* [Written exercise]:
Gather all lines containing the string "What" and copy them out.

(Figure dataset records)
************

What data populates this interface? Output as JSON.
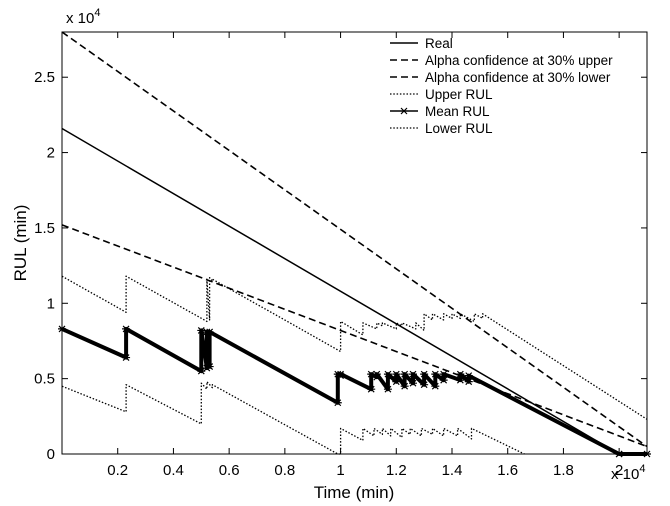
{
  "chart_data": {
    "type": "line",
    "title": "",
    "xlabel": "Time (min)",
    "ylabel": "RUL (min)",
    "x_multiplier_label": "x 10",
    "x_multiplier_exp": "4",
    "y_multiplier_label": "x 10",
    "y_multiplier_exp": "4",
    "xlim": [
      0,
      21000
    ],
    "ylim": [
      0,
      28000
    ],
    "xticks": [
      2000,
      4000,
      6000,
      8000,
      10000,
      12000,
      14000,
      16000,
      18000,
      20000
    ],
    "xtick_labels": [
      "0.2",
      "0.4",
      "0.6",
      "0.8",
      "1",
      "1.2",
      "1.4",
      "1.6",
      "1.8",
      "2"
    ],
    "yticks": [
      0,
      5000,
      10000,
      15000,
      20000,
      25000
    ],
    "ytick_labels": [
      "0",
      "0.5",
      "1",
      "1.5",
      "2",
      "2.5"
    ],
    "legend_position": "top-right",
    "grid": false,
    "series": [
      {
        "name": "Real",
        "style": "solid",
        "x": [
          0,
          20000
        ],
        "y": [
          21600,
          0
        ]
      },
      {
        "name": "Alpha confidence at 30% upper",
        "style": "dashed",
        "x": [
          0,
          21000
        ],
        "y": [
          28000,
          500
        ]
      },
      {
        "name": "Alpha confidence at 30% lower",
        "style": "dashed",
        "x": [
          0,
          21000
        ],
        "y": [
          15200,
          500
        ]
      },
      {
        "name": "Upper RUL",
        "style": "dotted",
        "x": [
          0,
          2300,
          2300,
          5200,
          5200,
          5300,
          5300,
          5400,
          5400,
          10000,
          10000,
          10800,
          10800,
          11300,
          11300,
          11500,
          11500,
          12000,
          12000,
          12200,
          12200,
          12700,
          12700,
          13000,
          13000,
          13300,
          13300,
          13700,
          13700,
          14000,
          14000,
          14300,
          14300,
          14800,
          14800,
          15100,
          15100,
          21000
        ],
        "y": [
          11800,
          9400,
          11800,
          8800,
          11600,
          8900,
          11700,
          11500,
          11600,
          6800,
          8800,
          7900,
          8700,
          8300,
          8700,
          8500,
          8700,
          8300,
          8700,
          8500,
          8700,
          8300,
          8700,
          8200,
          9300,
          8900,
          9300,
          8900,
          9300,
          9000,
          9300,
          9000,
          9300,
          8800,
          9300,
          9000,
          9300,
          2300
        ]
      },
      {
        "name": "Mean RUL",
        "style": "solid-star",
        "x": [
          0,
          2300,
          2300,
          5000,
          5000,
          5200,
          5200,
          5300,
          5300,
          9900,
          9900,
          10000,
          10000,
          11100,
          11100,
          11300,
          11300,
          11700,
          11700,
          12000,
          12000,
          12300,
          12300,
          12600,
          12600,
          13000,
          13000,
          13400,
          13400,
          13700,
          13700,
          14300,
          14300,
          14600,
          14600,
          20000,
          20000,
          21000
        ],
        "y": [
          8300,
          6400,
          8300,
          5500,
          8200,
          5700,
          8100,
          5800,
          8100,
          3400,
          5300,
          5200,
          5300,
          4300,
          5300,
          5100,
          5300,
          4300,
          5300,
          4800,
          5300,
          4500,
          5300,
          4700,
          5300,
          4600,
          5300,
          4500,
          5300,
          4900,
          5300,
          4900,
          5300,
          4800,
          5200,
          0,
          0,
          0
        ]
      },
      {
        "name": "Lower RUL",
        "style": "dotted",
        "x": [
          0,
          2300,
          2300,
          5000,
          5000,
          5200,
          5200,
          5400,
          5400,
          9900,
          9900,
          10000,
          10000,
          10800,
          10800,
          11200,
          11200,
          11500,
          11500,
          11800,
          11800,
          12200,
          12200,
          12500,
          12500,
          12900,
          12900,
          13300,
          13300,
          13700,
          13700,
          14200,
          14200,
          14700,
          14700,
          16600
        ],
        "y": [
          4500,
          2800,
          4600,
          2000,
          4700,
          4300,
          4800,
          4400,
          4600,
          0,
          0,
          0,
          1700,
          900,
          1700,
          1200,
          1700,
          1300,
          1700,
          1200,
          1700,
          1100,
          1700,
          1300,
          1700,
          1200,
          1700,
          1300,
          1700,
          1200,
          1700,
          1200,
          1700,
          1000,
          1700,
          0
        ]
      }
    ]
  }
}
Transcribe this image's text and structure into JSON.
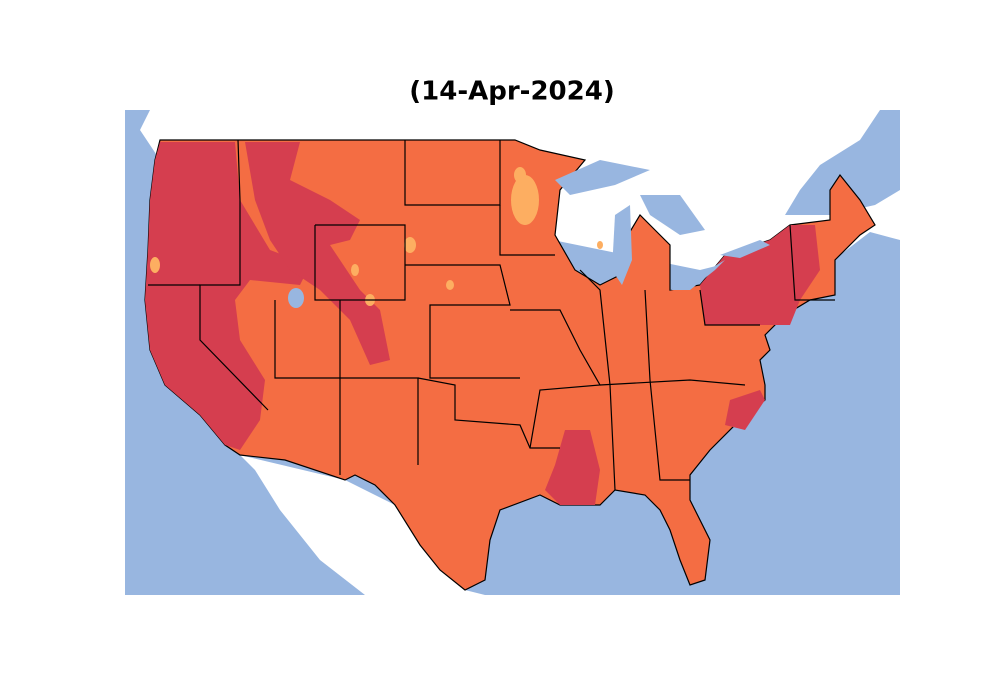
{
  "title": "(14-Apr-2024)"
}
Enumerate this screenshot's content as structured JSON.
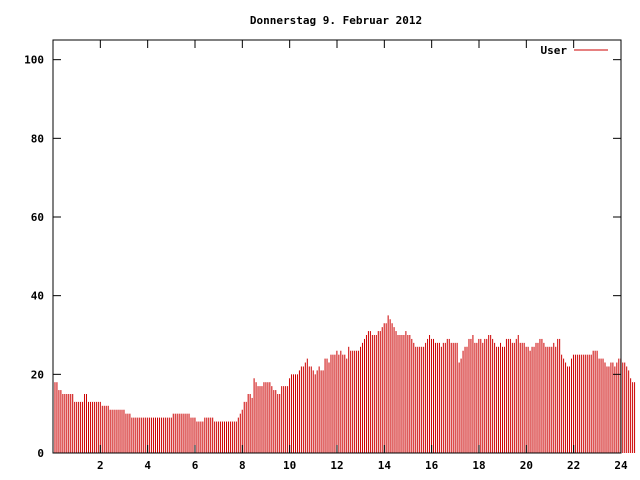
{
  "chart_data": {
    "type": "bar",
    "title": "Donnerstag 9. Februar 2012",
    "xlabel": "",
    "ylabel": "",
    "xlim": [
      0,
      24
    ],
    "ylim": [
      0,
      105
    ],
    "x_ticks": [
      2,
      4,
      6,
      8,
      10,
      12,
      14,
      16,
      18,
      20,
      22,
      24
    ],
    "y_ticks": [
      0,
      20,
      40,
      60,
      80,
      100
    ],
    "grid": false,
    "legend": "top-right",
    "series": [
      {
        "name": "User",
        "color": "#cc0000",
        "x_start": 0,
        "x_step": 0.0833,
        "values": [
          19,
          18,
          18,
          16,
          16,
          15,
          15,
          15,
          15,
          15,
          15,
          13,
          13,
          13,
          13,
          13,
          15,
          15,
          13,
          13,
          13,
          13,
          13,
          13,
          13,
          12,
          12,
          12,
          12,
          11,
          11,
          11,
          11,
          11,
          11,
          11,
          11,
          10,
          10,
          10,
          9,
          9,
          9,
          9,
          9,
          9,
          9,
          9,
          9,
          9,
          9,
          9,
          9,
          9,
          9,
          9,
          9,
          9,
          9,
          9,
          9,
          10,
          10,
          10,
          10,
          10,
          10,
          10,
          10,
          10,
          9,
          9,
          9,
          8,
          8,
          8,
          8,
          9,
          9,
          9,
          9,
          9,
          8,
          8,
          8,
          8,
          8,
          8,
          8,
          8,
          8,
          8,
          8,
          8,
          9,
          10,
          11,
          13,
          13,
          15,
          15,
          14,
          19,
          18,
          17,
          17,
          17,
          18,
          18,
          18,
          18,
          17,
          16,
          16,
          15,
          15,
          17,
          17,
          17,
          17,
          19,
          20,
          20,
          20,
          20,
          21,
          22,
          22,
          23,
          24,
          22,
          22,
          21,
          20,
          21,
          22,
          21,
          21,
          24,
          24,
          23,
          25,
          25,
          25,
          26,
          25,
          26,
          25,
          25,
          24,
          27,
          26,
          26,
          26,
          26,
          26,
          27,
          28,
          29,
          30,
          31,
          31,
          30,
          30,
          30,
          31,
          31,
          32,
          33,
          33,
          35,
          34,
          33,
          32,
          31,
          30,
          30,
          30,
          30,
          31,
          30,
          30,
          29,
          28,
          27,
          27,
          27,
          27,
          27,
          28,
          29,
          30,
          29,
          29,
          28,
          28,
          28,
          27,
          28,
          28,
          29,
          29,
          28,
          28,
          28,
          28,
          23,
          24,
          26,
          27,
          27,
          29,
          29,
          30,
          28,
          28,
          29,
          29,
          28,
          29,
          29,
          30,
          30,
          29,
          28,
          27,
          27,
          28,
          27,
          27,
          29,
          29,
          29,
          28,
          28,
          29,
          30,
          28,
          28,
          28,
          27,
          27,
          26,
          27,
          27,
          28,
          28,
          29,
          29,
          28,
          27,
          27,
          27,
          27,
          28,
          27,
          29,
          29,
          25,
          24,
          23,
          22,
          22,
          24,
          25,
          25,
          25,
          25,
          25,
          25,
          25,
          25,
          25,
          25,
          26,
          26,
          26,
          24,
          24,
          24,
          23,
          22,
          22,
          23,
          23,
          22,
          23,
          24,
          24,
          23,
          23,
          22,
          21,
          19,
          18,
          18
        ]
      }
    ]
  }
}
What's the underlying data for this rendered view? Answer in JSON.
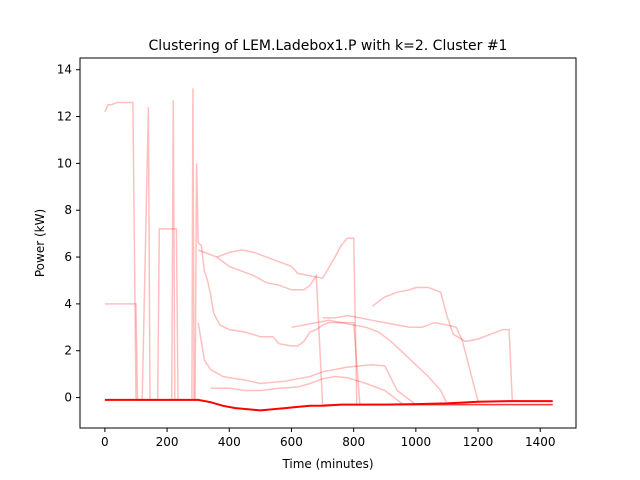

************

* [In response]:
What data populates this interface? Output as JSON.
What's the underlying data for this rendered view? Answer in JSON.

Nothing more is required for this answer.